Take the entries below and print all of them exactly, please.
Start Data supplied
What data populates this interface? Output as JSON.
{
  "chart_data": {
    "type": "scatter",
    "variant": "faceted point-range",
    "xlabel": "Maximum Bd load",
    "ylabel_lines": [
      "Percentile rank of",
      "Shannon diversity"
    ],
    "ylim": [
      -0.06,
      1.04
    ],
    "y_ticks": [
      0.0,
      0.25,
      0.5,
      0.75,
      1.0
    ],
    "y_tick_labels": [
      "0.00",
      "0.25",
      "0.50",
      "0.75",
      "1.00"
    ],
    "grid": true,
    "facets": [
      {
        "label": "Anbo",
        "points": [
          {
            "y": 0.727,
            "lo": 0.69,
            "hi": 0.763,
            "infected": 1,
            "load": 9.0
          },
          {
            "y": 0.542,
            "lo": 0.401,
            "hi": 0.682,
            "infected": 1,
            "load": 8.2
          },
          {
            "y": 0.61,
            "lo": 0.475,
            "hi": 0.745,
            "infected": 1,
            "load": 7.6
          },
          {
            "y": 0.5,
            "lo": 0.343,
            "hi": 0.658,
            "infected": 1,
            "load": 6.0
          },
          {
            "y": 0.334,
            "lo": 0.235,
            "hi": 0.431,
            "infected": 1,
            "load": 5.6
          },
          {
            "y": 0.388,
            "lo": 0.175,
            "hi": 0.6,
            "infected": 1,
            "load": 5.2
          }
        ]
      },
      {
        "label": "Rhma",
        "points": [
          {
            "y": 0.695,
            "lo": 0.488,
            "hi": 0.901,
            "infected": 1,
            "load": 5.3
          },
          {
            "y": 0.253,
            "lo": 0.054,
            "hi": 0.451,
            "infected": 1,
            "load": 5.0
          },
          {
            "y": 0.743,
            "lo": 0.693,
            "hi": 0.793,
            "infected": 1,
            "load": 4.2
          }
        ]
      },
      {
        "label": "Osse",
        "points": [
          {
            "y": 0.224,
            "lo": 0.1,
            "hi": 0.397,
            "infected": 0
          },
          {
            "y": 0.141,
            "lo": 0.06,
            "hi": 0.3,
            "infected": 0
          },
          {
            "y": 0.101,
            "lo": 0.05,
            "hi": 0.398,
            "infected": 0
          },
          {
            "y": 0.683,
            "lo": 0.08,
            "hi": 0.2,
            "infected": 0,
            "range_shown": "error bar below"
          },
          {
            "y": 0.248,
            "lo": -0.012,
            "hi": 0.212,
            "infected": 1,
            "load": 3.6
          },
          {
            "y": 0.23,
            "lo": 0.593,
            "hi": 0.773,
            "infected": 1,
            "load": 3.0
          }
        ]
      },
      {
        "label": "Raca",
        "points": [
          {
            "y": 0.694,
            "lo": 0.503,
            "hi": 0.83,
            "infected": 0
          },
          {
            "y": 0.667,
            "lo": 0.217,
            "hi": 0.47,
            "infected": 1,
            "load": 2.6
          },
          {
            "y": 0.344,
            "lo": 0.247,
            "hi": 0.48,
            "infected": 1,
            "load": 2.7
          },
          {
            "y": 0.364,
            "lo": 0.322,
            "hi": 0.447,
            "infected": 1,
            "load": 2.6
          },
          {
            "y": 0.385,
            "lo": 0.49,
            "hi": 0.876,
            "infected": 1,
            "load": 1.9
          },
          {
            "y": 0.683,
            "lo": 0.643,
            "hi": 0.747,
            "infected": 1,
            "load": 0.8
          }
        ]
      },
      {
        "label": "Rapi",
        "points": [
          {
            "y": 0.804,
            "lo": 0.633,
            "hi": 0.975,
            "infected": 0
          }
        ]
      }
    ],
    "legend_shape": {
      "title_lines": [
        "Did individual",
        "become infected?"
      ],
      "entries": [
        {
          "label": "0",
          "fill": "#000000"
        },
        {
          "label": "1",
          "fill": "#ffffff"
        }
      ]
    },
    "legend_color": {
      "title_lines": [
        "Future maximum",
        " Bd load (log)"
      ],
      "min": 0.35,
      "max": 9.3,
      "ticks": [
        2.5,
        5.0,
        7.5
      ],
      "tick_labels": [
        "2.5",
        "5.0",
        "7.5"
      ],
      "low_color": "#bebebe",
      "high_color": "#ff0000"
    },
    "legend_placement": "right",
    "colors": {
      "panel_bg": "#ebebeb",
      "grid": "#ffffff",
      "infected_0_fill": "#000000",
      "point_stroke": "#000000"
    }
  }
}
End Data supplied
> [Task response]:
What data populates this interface? Output as JSON.
{
  "chart_data": {
    "type": "scatter",
    "variant": "faceted point-range",
    "xlabel": "Maximum Bd load",
    "ylabel_lines": [
      "Percentile rank of",
      "Shannon diversity"
    ],
    "ylim": [
      -0.06,
      1.04
    ],
    "y_ticks": [
      0.0,
      0.25,
      0.5,
      0.75,
      1.0
    ],
    "y_tick_labels": [
      "0.00",
      "0.25",
      "0.50",
      "0.75",
      "1.00"
    ],
    "grid": true,
    "facets": [
      {
        "label": "Anbo",
        "points": [
          {
            "y": 0.727,
            "lo": 0.69,
            "hi": 0.763,
            "infected": 1,
            "load": 9.0
          },
          {
            "y": 0.542,
            "lo": 0.401,
            "hi": 0.682,
            "infected": 1,
            "load": 8.2
          },
          {
            "y": 0.61,
            "lo": 0.475,
            "hi": 0.745,
            "infected": 1,
            "load": 7.6
          },
          {
            "y": 0.5,
            "lo": 0.343,
            "hi": 0.658,
            "infected": 1,
            "load": 6.0
          },
          {
            "y": 0.334,
            "lo": 0.235,
            "hi": 0.431,
            "infected": 1,
            "load": 5.6
          },
          {
            "y": 0.388,
            "lo": 0.175,
            "hi": 0.6,
            "infected": 1,
            "load": 5.2
          }
        ]
      },
      {
        "label": "Rhma",
        "points": [
          {
            "y": 0.695,
            "lo": 0.488,
            "hi": 0.901,
            "infected": 1,
            "load": 5.3
          },
          {
            "y": 0.253,
            "lo": 0.054,
            "hi": 0.451,
            "infected": 1,
            "load": 5.0
          },
          {
            "y": 0.743,
            "lo": 0.693,
            "hi": 0.793,
            "infected": 1,
            "load": 4.2
          }
        ]
      },
      {
        "label": "Osse",
        "points": [
          {
            "y": 0.224,
            "lo": 0.1,
            "hi": 0.397,
            "infected": 0
          },
          {
            "y": 0.141,
            "lo": 0.06,
            "hi": 0.3,
            "infected": 0
          },
          {
            "y": 0.101,
            "lo": 0.05,
            "hi": 0.398,
            "infected": 0
          },
          {
            "y": 0.683,
            "lo": 0.08,
            "hi": 0.2,
            "infected": 0,
            "range_shown": "error bar below"
          },
          {
            "y": 0.248,
            "lo": -0.012,
            "hi": 0.212,
            "infected": 1,
            "load": 3.6
          },
          {
            "y": 0.23,
            "lo": 0.593,
            "hi": 0.773,
            "infected": 1,
            "load": 3.0
          }
        ]
      },
      {
        "label": "Raca",
        "points": [
          {
            "y": 0.694,
            "lo": 0.503,
            "hi": 0.83,
            "infected": 0
          },
          {
            "y": 0.667,
            "lo": 0.217,
            "hi": 0.47,
            "infected": 1,
            "load": 2.6
          },
          {
            "y": 0.344,
            "lo": 0.247,
            "hi": 0.48,
            "infected": 1,
            "load": 2.7
          },
          {
            "y": 0.364,
            "lo": 0.322,
            "hi": 0.447,
            "infected": 1,
            "load": 2.6
          },
          {
            "y": 0.385,
            "lo": 0.49,
            "hi": 0.876,
            "infected": 1,
            "load": 1.9
          },
          {
            "y": 0.683,
            "lo": 0.643,
            "hi": 0.747,
            "infected": 1,
            "load": 0.8
          }
        ]
      },
      {
        "label": "Rapi",
        "points": [
          {
            "y": 0.804,
            "lo": 0.633,
            "hi": 0.975,
            "infected": 0
          }
        ]
      }
    ],
    "legend_shape": {
      "title_lines": [
        "Did individual",
        "become infected?"
      ],
      "entries": [
        {
          "label": "0",
          "fill": "#000000"
        },
        {
          "label": "1",
          "fill": "#ffffff"
        }
      ]
    },
    "legend_color": {
      "title_lines": [
        "Future maximum",
        " Bd load (log)"
      ],
      "min": 0.35,
      "max": 9.3,
      "ticks": [
        2.5,
        5.0,
        7.5
      ],
      "tick_labels": [
        "2.5",
        "5.0",
        "7.5"
      ],
      "low_color": "#bebebe",
      "high_color": "#ff0000"
    },
    "legend_placement": "right",
    "colors": {
      "panel_bg": "#ebebeb",
      "grid": "#ffffff",
      "infected_0_fill": "#000000",
      "point_stroke": "#000000"
    }
  }
}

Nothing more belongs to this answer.